++++ ENTRIES SUPPLIED ++++

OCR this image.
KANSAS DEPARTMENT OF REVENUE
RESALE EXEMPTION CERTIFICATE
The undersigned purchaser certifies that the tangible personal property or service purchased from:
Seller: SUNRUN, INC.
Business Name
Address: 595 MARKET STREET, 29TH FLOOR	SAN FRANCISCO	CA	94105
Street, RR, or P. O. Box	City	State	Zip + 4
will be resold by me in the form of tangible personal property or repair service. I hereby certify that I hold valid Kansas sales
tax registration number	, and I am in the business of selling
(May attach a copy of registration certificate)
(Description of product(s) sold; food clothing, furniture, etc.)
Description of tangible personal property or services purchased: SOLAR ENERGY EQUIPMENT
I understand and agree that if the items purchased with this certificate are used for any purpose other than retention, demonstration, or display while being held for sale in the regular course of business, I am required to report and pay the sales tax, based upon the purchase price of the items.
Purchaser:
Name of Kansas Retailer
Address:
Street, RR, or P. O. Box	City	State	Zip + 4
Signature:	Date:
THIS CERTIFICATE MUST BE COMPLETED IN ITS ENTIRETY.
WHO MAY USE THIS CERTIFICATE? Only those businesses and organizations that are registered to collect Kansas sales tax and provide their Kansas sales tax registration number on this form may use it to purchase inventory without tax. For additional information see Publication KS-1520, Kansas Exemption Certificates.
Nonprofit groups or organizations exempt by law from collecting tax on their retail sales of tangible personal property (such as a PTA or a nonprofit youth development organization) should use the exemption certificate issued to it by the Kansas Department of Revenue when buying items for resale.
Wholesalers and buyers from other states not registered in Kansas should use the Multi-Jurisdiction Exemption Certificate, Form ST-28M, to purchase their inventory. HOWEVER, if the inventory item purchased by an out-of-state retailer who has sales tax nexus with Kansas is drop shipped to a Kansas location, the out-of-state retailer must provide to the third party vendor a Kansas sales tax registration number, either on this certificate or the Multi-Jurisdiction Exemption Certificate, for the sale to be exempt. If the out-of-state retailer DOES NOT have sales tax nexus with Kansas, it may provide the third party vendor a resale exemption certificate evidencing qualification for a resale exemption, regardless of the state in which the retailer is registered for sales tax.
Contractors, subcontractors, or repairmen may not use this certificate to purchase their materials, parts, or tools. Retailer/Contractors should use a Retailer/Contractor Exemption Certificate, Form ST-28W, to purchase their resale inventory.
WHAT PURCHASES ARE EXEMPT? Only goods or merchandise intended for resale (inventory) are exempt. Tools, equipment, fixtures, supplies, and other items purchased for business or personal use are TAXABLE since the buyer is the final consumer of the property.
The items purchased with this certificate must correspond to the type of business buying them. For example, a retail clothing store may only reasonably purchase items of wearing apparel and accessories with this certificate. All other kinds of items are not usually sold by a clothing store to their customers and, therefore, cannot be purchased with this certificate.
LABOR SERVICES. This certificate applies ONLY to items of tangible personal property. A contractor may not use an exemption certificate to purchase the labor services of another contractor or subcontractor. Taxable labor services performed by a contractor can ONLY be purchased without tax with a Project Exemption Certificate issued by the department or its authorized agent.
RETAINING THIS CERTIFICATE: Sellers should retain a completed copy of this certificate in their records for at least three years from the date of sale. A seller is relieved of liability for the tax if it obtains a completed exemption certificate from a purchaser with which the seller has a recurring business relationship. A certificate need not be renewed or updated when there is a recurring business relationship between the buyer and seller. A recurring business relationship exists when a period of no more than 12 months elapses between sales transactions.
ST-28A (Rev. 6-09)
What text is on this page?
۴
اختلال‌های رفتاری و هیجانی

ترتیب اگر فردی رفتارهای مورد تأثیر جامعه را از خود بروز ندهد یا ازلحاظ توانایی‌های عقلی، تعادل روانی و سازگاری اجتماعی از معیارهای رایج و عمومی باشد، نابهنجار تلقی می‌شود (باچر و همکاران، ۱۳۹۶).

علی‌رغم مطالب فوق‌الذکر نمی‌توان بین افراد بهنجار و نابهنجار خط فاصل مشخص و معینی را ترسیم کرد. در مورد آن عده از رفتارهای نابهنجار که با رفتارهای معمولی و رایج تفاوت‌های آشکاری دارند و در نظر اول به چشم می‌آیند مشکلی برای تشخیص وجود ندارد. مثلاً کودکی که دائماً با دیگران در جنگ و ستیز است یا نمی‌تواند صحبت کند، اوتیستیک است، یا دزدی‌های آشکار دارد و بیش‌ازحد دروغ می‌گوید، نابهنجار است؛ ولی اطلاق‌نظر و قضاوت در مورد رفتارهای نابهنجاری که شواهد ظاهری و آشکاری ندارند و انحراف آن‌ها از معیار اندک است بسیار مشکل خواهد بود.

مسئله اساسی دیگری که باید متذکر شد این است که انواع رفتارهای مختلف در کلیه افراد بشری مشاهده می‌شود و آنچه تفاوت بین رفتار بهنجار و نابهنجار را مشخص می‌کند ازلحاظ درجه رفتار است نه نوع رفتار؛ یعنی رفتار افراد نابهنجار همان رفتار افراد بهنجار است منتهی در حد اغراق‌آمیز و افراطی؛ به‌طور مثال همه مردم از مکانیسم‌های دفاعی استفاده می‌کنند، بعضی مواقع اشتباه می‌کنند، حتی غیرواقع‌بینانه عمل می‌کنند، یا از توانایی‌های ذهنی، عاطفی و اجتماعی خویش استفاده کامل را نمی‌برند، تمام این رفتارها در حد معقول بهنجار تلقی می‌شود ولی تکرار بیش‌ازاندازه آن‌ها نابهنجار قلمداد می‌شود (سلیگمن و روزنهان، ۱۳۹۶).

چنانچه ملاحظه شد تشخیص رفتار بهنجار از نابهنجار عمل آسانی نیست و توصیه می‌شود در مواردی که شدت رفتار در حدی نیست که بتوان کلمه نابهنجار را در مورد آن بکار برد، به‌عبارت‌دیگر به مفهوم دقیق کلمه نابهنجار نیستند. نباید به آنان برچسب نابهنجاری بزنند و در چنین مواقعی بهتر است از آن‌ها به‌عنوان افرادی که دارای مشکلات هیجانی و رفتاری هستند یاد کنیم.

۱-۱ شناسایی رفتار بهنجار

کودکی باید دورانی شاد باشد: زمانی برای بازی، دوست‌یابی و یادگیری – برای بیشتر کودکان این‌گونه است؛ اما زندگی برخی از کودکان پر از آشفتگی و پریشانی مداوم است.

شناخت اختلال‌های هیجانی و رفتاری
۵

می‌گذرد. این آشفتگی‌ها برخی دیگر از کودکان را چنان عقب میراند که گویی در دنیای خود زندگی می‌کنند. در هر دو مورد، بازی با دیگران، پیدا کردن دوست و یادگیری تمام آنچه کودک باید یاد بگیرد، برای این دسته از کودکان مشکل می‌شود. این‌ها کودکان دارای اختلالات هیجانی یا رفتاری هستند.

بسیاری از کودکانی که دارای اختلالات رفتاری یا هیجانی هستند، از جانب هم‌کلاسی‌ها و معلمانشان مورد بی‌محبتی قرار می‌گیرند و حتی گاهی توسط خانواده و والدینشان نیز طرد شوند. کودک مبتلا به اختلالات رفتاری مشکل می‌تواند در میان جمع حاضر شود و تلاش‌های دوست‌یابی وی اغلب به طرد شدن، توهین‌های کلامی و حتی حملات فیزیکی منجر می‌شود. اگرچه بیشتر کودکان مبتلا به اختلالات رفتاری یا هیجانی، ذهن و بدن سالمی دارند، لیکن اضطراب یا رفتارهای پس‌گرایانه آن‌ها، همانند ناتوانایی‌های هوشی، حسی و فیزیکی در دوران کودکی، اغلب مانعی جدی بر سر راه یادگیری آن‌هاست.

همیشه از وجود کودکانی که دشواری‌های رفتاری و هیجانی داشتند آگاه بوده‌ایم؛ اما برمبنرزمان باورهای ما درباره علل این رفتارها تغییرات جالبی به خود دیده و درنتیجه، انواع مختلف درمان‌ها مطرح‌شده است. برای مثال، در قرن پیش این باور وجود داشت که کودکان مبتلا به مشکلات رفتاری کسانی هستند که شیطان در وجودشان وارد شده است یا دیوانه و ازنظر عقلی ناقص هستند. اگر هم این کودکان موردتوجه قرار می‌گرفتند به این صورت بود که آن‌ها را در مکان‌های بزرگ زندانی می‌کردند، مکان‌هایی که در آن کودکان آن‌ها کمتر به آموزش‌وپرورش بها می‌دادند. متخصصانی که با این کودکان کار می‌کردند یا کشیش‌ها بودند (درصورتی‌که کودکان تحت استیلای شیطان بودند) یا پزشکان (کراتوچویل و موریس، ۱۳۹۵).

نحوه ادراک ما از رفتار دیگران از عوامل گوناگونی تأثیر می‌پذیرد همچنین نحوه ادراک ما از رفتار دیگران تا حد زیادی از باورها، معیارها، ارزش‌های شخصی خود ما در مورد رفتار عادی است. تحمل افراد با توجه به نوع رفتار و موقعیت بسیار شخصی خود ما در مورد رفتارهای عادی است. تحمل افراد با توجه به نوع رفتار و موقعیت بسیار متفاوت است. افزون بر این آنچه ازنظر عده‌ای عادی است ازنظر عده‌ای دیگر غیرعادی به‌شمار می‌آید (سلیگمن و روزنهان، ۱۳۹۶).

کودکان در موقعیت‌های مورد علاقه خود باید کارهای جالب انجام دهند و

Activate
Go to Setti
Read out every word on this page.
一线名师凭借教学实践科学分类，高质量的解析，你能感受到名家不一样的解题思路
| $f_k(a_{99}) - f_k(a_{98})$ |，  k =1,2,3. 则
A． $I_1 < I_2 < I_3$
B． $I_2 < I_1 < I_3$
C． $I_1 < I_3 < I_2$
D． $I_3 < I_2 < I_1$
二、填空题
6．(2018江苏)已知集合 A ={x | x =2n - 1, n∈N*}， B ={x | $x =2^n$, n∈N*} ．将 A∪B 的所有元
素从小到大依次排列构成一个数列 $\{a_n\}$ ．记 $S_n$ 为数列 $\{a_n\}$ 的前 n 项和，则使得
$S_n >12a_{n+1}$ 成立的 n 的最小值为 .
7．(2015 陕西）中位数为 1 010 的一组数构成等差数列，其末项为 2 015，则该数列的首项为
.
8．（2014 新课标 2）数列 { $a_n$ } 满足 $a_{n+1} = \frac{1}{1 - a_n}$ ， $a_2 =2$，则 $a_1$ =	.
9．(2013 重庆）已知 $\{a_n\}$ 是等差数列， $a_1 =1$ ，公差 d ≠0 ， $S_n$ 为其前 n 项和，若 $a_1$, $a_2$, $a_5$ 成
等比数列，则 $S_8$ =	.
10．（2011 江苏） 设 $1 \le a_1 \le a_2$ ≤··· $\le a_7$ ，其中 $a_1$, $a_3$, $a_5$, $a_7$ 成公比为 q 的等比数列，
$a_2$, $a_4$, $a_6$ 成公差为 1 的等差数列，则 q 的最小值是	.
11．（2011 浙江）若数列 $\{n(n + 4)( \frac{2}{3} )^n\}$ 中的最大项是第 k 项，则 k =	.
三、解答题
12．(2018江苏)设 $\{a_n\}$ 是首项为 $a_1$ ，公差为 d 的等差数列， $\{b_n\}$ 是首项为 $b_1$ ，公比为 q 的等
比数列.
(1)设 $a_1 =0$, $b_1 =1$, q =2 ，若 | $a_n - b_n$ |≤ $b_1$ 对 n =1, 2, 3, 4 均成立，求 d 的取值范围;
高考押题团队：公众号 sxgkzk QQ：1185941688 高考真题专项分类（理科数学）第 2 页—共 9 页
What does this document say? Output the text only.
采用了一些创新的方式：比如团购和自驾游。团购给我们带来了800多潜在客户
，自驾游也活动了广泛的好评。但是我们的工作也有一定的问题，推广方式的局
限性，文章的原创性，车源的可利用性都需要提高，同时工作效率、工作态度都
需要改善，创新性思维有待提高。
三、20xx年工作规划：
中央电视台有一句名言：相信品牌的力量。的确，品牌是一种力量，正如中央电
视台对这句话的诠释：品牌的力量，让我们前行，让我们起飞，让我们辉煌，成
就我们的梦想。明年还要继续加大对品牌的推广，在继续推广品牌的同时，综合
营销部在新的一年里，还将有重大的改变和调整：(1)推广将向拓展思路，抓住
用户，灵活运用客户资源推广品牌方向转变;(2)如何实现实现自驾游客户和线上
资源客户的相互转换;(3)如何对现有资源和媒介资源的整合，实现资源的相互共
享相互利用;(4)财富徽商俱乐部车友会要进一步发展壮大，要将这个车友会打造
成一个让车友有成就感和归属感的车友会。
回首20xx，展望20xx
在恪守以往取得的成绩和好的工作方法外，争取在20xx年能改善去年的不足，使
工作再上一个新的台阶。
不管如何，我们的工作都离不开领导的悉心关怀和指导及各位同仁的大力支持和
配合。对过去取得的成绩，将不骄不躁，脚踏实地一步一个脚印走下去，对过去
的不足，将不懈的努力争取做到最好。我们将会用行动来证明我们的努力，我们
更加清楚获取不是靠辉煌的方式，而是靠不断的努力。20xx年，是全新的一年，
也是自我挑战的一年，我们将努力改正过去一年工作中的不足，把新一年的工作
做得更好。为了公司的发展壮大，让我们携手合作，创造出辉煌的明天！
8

++++

◆ WHAT YOU SHOULD DO: Which lines contain the word "text"? Return each of them.

◆ THE RESPONSE:
What text is on this page?
What does this document say? Output the text only.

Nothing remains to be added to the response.